LIST OF TASKS:
• a. Answer these questions about the beekeeping thread:
(i) What mite load did the washing show?
(ii) What did jfb58 spray on the most persistent guards?
(iii) At what time of day does Matt903 suggest trying to requeen?
• b. In the beekeeping thread, reproduce the text from "This is my treatment" up to and including "raising a monster?".
• c. The beekeeping thread has a sentence that begins "Try to re queen on a warm day". List every condition that sentence gives for requeening.

GIVEN PASSAGE:
# "Run away" split of top bar hive



## jfb58 (Sep 10, 2013)

My top bar hive is in a pretty good location for forage and is expanding rapidly--never seemed particularly aggressive. Thought it might be wise to take out a few combs for a walk away split, but it turned into a run away split. I had smoked them, and went through the entire hive comb by comb, trying to make sure I had pulled out some eggs and young larvae, as the cloud of angry bees grew. Got stung a few times but I have a pretty good tolerance for bee venom. Got all the bars back in place, but the bees stayed after me for about 25 yards and several minutes until I sprayed windex on the most persistent guards. 

This is my treatment free feral swarm experiment though I have culled drone combs twice. Mite load was 3.5% on a washing, and lots of mites in the drone larvae. I'm now convinced I have some Africanized influence. When my newly ordered Ultra Breeze arrives, I'm going to try and requeen, but euthanasia seems reasonable based on this experience. There is probably over 100 lbs of honey in the hive, any suggestions for salvaging all that organic goodness if I decide I'm raising a monster? 

Going to Tuscon next weekend for some ideas.


----------



## Matt903 (Apr 8, 2013)

Mean bees are mean bees...I give a couple of chances, then re queen with gentle stock. If you want, you could order two queens and make your split using one of your store bought queens. After they go through a couple of brood cycles, go and harvest your honey. The hard part of this suggestion is finding the old queen whole being attacked by mean bees. Try to re queen on a warm day with light wind, early afternoon, during a flow. That way a lot of the old foragers will be out of the hive. Not sure when your flow starts in CA. Oh yeah..use smoke


----------



## jfb58 (Sep 10, 2013)

Kind of a constant low flow where there is water, as in irrigated plots. Where I live, we haven't had a good rainfall since I started with bees...


----------



## JWChesnut (Jul 31, 2013)

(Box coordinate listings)
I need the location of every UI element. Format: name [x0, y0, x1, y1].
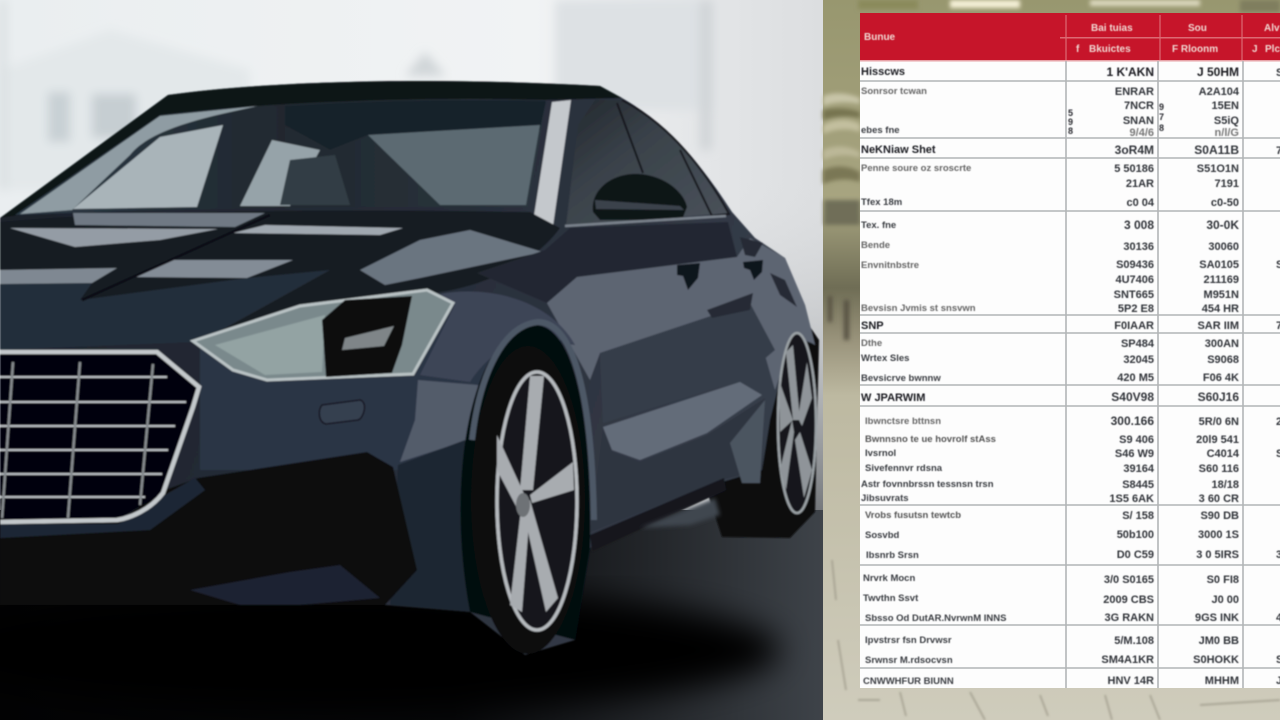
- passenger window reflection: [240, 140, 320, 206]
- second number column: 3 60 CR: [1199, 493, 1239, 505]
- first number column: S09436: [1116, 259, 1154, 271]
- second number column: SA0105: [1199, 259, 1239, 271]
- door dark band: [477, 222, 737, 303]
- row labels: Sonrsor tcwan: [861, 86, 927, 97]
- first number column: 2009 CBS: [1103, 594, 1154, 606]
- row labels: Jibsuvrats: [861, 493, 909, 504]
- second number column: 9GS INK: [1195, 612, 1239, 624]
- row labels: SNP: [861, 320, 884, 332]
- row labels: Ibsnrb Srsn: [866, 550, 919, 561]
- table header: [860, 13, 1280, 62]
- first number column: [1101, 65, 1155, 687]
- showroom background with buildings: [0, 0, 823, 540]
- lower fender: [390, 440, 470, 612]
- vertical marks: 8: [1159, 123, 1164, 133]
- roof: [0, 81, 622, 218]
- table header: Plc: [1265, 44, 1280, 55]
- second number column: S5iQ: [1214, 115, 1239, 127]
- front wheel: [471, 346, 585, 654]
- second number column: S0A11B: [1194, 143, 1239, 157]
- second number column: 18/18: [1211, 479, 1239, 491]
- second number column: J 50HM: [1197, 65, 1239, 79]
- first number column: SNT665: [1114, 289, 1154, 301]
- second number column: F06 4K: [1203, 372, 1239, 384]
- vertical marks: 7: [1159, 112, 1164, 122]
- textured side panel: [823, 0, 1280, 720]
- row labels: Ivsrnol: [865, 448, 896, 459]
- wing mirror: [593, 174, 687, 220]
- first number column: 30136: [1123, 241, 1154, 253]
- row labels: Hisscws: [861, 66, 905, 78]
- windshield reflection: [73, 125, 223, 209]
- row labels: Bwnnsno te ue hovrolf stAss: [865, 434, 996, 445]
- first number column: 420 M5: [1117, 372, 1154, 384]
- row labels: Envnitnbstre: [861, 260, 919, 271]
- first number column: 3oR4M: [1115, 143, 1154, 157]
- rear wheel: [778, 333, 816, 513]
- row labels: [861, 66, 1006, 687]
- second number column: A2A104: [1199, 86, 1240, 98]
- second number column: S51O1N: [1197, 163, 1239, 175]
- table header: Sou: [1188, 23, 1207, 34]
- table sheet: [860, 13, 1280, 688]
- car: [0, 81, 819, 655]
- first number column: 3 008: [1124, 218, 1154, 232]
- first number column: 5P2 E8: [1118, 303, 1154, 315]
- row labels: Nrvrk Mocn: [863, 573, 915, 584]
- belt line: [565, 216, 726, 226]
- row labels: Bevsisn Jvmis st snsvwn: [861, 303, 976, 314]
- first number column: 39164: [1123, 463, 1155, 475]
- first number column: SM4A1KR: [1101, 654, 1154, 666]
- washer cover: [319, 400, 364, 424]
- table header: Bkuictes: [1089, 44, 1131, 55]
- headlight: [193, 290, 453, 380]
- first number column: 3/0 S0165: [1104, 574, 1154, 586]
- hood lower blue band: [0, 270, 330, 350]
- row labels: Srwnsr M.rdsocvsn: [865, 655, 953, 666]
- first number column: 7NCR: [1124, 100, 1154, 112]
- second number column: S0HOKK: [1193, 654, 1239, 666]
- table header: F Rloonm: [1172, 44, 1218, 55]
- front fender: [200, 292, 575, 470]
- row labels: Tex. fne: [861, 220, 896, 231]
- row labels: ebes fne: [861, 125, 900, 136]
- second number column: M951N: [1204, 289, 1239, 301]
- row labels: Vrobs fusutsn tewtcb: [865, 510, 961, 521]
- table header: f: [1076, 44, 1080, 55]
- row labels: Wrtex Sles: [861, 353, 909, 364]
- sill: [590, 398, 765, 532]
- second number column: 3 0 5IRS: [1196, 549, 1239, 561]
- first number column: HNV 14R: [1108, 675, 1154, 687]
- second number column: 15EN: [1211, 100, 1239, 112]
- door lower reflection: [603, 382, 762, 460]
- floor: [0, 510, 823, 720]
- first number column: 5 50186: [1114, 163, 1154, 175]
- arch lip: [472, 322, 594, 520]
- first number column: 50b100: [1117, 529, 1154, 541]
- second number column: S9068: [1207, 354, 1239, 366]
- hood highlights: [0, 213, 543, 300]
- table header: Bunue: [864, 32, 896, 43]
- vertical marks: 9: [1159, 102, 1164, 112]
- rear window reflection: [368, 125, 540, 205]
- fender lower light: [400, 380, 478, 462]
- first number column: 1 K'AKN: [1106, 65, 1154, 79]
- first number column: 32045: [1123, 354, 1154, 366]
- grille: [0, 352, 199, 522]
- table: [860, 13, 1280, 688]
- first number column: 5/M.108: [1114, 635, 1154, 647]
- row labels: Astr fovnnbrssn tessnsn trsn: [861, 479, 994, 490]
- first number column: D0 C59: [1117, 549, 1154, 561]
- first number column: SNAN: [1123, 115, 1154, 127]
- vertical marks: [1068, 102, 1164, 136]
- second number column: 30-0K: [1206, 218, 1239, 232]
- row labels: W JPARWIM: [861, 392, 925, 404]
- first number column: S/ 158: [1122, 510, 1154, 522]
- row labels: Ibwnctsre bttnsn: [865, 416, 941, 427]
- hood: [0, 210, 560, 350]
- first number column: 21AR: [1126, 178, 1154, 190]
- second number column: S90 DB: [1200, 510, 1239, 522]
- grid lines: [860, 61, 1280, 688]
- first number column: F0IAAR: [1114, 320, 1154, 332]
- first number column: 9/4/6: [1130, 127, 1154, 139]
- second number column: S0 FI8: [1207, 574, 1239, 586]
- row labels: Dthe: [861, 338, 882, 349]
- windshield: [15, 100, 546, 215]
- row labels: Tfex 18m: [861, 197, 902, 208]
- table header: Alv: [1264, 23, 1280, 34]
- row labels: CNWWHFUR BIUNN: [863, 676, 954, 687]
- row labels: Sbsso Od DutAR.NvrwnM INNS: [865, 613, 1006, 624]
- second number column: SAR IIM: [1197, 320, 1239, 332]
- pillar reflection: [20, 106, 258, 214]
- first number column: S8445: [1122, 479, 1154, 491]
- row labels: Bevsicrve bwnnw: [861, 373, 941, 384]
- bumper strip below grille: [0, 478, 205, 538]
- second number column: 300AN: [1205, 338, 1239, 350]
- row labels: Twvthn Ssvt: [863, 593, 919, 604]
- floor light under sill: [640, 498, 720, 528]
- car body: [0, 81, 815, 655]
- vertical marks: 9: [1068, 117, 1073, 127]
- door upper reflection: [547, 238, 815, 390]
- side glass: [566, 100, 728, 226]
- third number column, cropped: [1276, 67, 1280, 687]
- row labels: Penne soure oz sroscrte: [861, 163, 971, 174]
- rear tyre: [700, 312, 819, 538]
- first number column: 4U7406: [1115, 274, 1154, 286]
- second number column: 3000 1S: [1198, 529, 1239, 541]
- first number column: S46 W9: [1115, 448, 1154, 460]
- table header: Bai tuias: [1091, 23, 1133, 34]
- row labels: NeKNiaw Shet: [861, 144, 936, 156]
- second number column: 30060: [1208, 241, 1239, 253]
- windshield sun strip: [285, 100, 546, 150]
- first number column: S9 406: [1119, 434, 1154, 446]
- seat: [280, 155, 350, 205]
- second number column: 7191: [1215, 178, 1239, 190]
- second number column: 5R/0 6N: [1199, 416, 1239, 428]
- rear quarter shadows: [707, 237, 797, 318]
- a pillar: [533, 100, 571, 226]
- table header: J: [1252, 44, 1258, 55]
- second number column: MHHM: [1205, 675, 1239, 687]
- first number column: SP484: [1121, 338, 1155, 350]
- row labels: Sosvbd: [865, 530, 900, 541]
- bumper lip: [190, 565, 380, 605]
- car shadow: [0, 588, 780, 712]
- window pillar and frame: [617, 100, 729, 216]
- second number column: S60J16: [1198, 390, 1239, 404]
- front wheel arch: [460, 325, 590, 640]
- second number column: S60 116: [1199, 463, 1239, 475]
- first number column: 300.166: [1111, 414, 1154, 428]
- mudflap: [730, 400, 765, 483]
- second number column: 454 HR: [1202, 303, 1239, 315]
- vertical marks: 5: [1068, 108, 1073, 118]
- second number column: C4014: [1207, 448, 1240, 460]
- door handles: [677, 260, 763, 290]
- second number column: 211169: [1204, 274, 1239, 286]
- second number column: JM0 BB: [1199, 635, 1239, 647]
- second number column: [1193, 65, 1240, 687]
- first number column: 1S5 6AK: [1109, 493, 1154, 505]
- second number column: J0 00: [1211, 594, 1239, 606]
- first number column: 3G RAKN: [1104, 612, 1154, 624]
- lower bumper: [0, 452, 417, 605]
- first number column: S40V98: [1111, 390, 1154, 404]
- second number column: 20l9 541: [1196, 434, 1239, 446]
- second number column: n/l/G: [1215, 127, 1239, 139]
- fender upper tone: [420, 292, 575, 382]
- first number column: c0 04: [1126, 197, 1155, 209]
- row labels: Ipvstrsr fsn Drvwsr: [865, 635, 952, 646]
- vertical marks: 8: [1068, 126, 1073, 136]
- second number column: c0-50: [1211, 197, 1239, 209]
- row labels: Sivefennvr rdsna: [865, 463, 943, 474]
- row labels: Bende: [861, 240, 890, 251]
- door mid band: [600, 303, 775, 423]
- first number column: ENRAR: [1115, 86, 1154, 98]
...
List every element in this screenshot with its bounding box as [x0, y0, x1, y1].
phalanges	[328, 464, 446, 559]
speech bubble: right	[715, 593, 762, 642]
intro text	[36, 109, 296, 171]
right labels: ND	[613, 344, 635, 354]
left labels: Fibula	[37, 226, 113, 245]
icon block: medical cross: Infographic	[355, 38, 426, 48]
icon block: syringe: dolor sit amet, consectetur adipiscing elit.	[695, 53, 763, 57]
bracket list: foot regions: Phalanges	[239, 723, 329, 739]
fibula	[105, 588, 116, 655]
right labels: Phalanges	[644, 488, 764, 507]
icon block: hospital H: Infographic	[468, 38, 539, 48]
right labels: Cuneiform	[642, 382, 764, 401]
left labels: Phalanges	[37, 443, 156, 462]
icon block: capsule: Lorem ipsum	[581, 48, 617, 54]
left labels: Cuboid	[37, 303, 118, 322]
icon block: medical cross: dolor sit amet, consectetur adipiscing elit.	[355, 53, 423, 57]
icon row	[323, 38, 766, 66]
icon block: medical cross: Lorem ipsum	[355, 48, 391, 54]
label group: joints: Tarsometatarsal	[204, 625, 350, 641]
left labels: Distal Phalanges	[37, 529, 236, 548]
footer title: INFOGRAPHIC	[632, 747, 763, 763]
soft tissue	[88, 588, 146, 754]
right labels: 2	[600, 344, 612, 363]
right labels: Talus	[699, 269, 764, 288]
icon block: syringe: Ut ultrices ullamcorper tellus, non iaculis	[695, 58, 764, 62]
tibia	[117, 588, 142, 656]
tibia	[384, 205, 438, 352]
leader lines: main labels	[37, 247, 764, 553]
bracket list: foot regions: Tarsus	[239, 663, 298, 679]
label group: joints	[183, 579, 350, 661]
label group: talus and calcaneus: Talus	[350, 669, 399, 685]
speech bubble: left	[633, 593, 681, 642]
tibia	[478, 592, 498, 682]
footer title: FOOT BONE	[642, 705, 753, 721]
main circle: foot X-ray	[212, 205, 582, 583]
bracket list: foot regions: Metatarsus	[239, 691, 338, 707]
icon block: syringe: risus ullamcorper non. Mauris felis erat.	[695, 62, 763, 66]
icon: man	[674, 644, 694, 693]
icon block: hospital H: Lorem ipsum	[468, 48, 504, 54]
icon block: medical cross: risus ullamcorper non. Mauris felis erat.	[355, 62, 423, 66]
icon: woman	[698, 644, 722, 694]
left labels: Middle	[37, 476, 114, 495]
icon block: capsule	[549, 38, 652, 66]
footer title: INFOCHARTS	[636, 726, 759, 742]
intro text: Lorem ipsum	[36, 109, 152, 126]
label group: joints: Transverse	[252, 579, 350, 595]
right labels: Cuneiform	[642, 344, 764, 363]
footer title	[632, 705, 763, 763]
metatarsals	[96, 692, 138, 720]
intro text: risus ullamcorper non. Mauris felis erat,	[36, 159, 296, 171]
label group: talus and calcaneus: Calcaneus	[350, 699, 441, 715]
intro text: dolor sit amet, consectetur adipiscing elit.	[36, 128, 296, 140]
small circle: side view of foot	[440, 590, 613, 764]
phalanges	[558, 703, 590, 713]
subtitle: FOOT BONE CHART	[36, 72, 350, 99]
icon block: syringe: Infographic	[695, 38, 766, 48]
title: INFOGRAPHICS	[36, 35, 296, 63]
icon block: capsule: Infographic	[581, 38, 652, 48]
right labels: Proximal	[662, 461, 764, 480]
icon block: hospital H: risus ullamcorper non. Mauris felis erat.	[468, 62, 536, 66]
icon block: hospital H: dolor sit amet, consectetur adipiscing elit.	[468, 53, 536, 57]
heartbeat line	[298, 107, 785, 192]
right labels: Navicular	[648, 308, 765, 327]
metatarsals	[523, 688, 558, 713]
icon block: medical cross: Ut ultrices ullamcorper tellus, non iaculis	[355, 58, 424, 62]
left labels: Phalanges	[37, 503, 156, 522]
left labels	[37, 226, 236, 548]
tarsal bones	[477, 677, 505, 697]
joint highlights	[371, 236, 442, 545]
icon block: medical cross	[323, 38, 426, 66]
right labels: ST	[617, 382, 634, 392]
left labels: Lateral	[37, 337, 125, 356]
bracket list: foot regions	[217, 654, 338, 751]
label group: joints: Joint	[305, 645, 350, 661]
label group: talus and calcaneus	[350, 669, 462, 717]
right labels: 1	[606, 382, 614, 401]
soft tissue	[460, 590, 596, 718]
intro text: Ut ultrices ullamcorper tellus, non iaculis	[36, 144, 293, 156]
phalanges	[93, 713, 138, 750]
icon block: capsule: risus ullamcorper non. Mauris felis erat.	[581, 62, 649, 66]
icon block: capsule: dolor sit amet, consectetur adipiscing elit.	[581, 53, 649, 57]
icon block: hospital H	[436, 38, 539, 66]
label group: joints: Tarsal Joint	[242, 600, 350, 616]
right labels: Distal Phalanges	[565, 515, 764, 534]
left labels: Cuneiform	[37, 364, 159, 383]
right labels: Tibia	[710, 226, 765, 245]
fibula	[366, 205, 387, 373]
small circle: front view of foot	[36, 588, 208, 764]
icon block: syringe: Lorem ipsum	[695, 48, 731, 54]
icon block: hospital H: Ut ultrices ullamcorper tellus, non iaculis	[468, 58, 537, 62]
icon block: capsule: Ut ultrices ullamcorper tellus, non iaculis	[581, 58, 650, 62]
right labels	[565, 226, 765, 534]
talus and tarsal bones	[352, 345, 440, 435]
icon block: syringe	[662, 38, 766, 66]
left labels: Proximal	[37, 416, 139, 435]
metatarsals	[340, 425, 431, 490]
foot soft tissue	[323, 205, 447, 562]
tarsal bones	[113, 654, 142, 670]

EXPECTED ANSWERS:
• a.
(i) 3.5%
(ii) Windex
(iii) Early afternoon

• b.
This is my treatment free feral swarm experiment though I have culled drone combs twice. Mite load was 3.5% on a washing, and lots of mites in the drone larvae. I'm now convinced I have some Africanized influence. When my newly ordered Ultra Breeze arrives, I'm going to try and requeen, but euthanasia seems reasonable based on this experience. There is probably over 100 lbs of honey in the hive, any suggestions for salvaging all that organic goodness if I decide I'm raising a monster?

• c.
- On a warm day
- With light wind
- In the early afternoon
- During a flow